-- START --
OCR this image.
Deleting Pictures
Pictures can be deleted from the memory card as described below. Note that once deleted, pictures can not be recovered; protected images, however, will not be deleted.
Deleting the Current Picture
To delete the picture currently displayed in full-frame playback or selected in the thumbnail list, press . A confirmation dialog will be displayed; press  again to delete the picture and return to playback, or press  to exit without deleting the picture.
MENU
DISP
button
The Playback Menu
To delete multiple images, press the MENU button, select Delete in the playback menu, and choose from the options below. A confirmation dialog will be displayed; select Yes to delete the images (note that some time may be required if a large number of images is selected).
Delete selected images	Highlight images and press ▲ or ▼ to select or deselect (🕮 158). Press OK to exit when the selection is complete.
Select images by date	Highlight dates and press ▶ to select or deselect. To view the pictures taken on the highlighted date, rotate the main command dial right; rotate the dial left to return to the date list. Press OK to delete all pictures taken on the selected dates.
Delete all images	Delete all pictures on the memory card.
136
-- END --
Using the listing above, please repeat every entry exactly.

OCR this image.
Deleting Pictures
Pictures can be deleted from the memory card as described below. Note that once deleted, pictures can not be recovered; protected images, however, will not be deleted.
Deleting the Current Picture
To delete the picture currently displayed in full-frame playback or selected in the thumbnail list, press . A confirmation dialog will be displayed; press  again to delete the picture and return to playback, or press  to exit without deleting the picture.
MENU
DISP
button
The Playback Menu
To delete multiple images, press the MENU button, select Delete in the playback menu, and choose from the options below. A confirmation dialog will be displayed; select Yes to delete the images (note that some time may be required if a large number of images is selected).
Delete selected images	Highlight images and press ▲ or ▼ to select or deselect (🕮 158). Press OK to exit when the selection is complete.
Select images by date	Highlight dates and press ▶ to select or deselect. To view the pictures taken on the highlighted date, rotate the main command dial right; rotate the dial left to return to the date list. Press OK to delete all pictures taken on the selected dates.
Delete all images	Delete all pictures on the memory card.
136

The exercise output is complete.